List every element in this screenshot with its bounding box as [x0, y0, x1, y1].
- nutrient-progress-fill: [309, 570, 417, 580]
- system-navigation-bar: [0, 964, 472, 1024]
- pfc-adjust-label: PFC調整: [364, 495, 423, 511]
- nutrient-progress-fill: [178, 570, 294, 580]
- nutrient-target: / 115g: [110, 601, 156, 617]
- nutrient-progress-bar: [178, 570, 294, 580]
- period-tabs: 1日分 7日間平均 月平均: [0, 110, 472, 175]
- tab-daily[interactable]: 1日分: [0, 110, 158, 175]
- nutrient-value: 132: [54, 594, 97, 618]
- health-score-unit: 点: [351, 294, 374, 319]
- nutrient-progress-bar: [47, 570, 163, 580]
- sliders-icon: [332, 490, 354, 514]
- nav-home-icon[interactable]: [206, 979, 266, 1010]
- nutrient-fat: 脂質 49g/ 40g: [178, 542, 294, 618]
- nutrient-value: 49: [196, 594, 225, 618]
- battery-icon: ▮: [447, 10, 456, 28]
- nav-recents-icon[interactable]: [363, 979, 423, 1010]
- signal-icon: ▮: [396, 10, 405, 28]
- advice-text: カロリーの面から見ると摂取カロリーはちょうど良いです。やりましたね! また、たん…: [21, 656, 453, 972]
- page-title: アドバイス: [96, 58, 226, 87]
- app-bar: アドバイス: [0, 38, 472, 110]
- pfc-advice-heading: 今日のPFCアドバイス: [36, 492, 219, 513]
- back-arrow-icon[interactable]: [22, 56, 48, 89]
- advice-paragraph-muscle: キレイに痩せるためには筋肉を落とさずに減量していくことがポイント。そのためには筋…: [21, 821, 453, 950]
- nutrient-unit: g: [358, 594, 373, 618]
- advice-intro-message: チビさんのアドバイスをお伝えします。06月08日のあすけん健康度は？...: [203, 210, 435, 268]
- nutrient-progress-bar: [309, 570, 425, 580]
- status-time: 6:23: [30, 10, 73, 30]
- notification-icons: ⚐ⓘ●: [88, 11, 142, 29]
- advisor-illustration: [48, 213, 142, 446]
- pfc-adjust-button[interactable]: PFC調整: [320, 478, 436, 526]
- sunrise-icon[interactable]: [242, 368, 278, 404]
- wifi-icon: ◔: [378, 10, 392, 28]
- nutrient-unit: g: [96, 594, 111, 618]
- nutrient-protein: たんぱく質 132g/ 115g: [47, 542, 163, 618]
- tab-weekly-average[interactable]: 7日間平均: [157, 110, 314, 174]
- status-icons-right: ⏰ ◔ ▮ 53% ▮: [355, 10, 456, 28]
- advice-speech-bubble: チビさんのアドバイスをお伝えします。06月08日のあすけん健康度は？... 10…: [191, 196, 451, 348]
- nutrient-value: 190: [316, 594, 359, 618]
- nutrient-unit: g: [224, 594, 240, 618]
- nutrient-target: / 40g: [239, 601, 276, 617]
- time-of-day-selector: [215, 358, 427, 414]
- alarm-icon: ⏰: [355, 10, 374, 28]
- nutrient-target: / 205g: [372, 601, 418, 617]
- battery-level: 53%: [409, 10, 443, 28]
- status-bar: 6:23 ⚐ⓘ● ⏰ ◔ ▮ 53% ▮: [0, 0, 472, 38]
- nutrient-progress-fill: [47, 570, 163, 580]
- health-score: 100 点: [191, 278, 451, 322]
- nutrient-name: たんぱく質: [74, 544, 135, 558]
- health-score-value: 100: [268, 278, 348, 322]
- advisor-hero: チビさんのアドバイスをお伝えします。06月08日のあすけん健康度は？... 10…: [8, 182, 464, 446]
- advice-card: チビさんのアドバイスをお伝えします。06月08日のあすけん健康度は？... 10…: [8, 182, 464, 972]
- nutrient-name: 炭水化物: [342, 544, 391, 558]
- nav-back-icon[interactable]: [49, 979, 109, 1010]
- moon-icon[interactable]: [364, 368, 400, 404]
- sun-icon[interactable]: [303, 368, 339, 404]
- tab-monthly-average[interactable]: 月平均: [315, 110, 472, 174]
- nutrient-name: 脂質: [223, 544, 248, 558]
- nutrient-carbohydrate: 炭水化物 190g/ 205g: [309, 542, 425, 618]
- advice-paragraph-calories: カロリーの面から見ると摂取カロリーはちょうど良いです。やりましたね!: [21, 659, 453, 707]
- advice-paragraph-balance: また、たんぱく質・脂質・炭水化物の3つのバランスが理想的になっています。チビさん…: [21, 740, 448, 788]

AIM OF THE TASK: Find the word "time" in the records and pull out each line that has it.

ANSWER TO THE PROBLEM:
- status-time: 6:23: [30, 10, 73, 30]
- time-of-day-selector: [215, 358, 427, 414]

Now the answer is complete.